_Task material_.
>> BEGIN

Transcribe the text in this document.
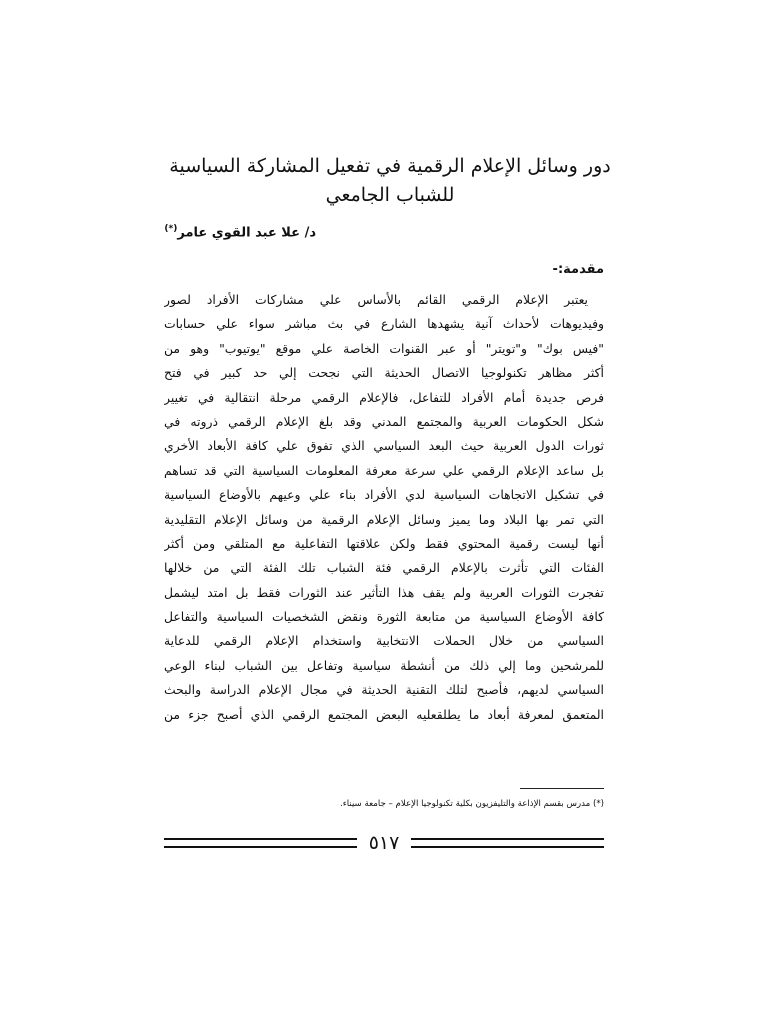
دور وسائل الإعلام الرقمية في تفعيل المشاركة السياسية
للشباب الجامعي
د/ علا عبد القوي عامر(*)
مقدمة:-
يعتبر الإعلام الرقمي القائم بالأساس علي مشاركات الأفراد لصور
وفيديوهات لأحداث آنية يشهدها الشارع في بث مباشر سواء علي حسابات
"فيس بوك" و"تويتر" أو عبر القنوات الخاصة علي موقع "يوتيوب" وهو من
أكثر مظاهر تكنولوجيا الاتصال الحديثة التي نجحت إلي حد كبير في فتح
فرص جديدة أمام الأفراد للتفاعل، فالإعلام الرقمي مرحلة انتقالية في تغيير
شكل الحكومات العربية والمجتمع المدني وقد بلغ الإعلام الرقمي ذروته في
ثورات الدول العربية حيث البعد السياسي الذي تفوق علي كافة الأبعاد الأخري
بل ساعد الإعلام الرقمي علي سرعة معرفة المعلومات السياسية التي قد تساهم
في تشكيل الاتجاهات السياسية لدي الأفراد بناء علي وعيهم بالأوضاع السياسية
التي تمر بها البلاد وما يميز وسائل الإعلام الرقمية من وسائل الإعلام التقليدية
أنها ليست رقمية المحتوي فقط ولكن علاقتها التفاعلية مع المتلقي ومن أكثر
الفئات التي تأثرت بالإعلام الرقمي فئة الشباب تلك الفئة التي من خلالها
تفجرت الثورات العربية ولم يقف هذا التأثير عند الثورات فقط بل امتد ليشمل
كافة الأوضاع السياسية من متابعة الثورة ونقض الشخصيات السياسية والتفاعل
السياسي من خلال الحملات الانتخابية واستخدام الإعلام الرقمي للدعاية
للمرشحين وما إلي ذلك من أنشطة سياسية وتفاعل بين الشباب لبناء الوعي
السياسي لديهم، فأصبح لتلك التقنية الحديثة في مجال الإعلام الدراسة والبحث
المتعمق لمعرفة أبعاد ما يطلقعليه البعض المجتمع الرقمي الذي أصبح جزء من
(*) مدرس بقسم الإذاعة والتليفزيون بكلية تكنولوجيا الإعلام – جامعة سيناء.
٥١٧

>> END

_Task_. Collect from the data above every line that includes "الحديثة".

_Task response_.
أكثر مظاهر تكنولوجيا الاتصال الحديثة التي نجحت إلي حد كبير في فتح
السياسي لديهم، فأصبح لتلك التقنية الحديثة في مجال الإعلام الدراسة والبحث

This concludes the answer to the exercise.